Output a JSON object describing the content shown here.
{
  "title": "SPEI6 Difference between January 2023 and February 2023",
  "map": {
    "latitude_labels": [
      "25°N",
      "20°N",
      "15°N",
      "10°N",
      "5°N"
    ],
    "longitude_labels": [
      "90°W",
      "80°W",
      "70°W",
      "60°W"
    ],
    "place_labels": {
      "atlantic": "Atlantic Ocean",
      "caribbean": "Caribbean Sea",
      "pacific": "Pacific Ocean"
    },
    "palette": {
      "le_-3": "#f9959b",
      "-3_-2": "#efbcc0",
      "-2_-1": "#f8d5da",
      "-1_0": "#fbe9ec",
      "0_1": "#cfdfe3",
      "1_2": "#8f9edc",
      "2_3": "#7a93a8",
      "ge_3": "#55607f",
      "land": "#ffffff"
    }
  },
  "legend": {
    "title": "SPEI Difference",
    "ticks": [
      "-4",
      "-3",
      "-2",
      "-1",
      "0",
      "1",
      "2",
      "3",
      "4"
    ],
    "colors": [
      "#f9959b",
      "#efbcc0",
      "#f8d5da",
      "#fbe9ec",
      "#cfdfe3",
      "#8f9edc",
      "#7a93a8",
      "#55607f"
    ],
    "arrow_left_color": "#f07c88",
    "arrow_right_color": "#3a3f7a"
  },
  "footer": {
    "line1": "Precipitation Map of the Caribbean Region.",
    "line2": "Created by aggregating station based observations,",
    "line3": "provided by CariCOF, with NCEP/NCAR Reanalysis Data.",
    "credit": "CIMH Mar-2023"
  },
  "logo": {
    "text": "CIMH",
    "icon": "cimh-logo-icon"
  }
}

____

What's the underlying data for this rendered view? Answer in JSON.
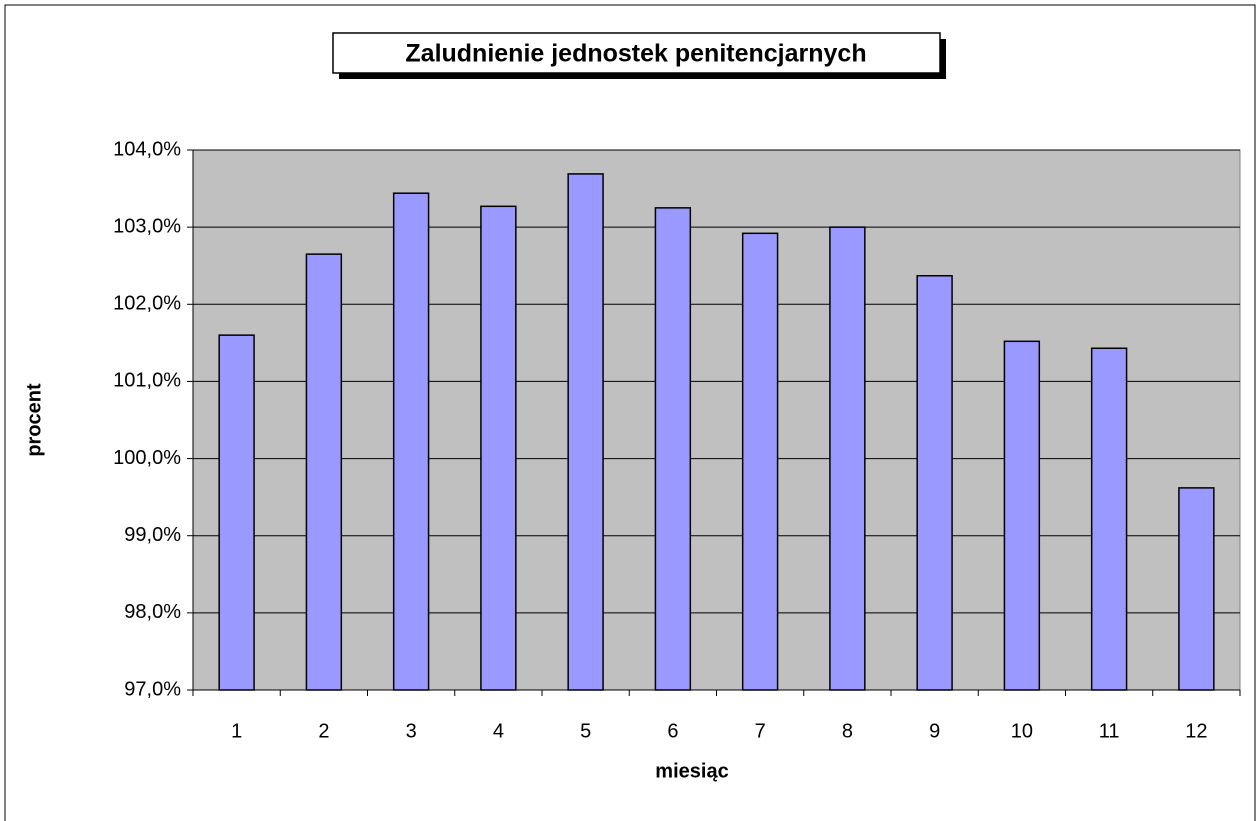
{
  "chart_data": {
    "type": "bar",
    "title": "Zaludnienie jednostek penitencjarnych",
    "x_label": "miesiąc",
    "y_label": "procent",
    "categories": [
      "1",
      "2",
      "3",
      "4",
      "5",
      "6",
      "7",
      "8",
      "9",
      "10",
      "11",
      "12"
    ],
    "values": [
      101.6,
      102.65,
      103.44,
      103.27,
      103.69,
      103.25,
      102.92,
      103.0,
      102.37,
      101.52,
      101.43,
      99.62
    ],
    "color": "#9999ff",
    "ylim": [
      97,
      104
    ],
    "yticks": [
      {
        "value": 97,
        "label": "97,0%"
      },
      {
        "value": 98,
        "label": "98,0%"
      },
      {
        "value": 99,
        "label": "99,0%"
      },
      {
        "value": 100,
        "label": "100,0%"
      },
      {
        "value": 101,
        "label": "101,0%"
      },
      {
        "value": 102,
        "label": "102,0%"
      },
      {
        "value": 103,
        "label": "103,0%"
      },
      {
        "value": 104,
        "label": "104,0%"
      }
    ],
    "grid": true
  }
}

____

Which lines above contain "JSON"? Show each of them.

Output a JSON object describing the content shown here.
What's the underlying data for this rendered view? Answer in JSON.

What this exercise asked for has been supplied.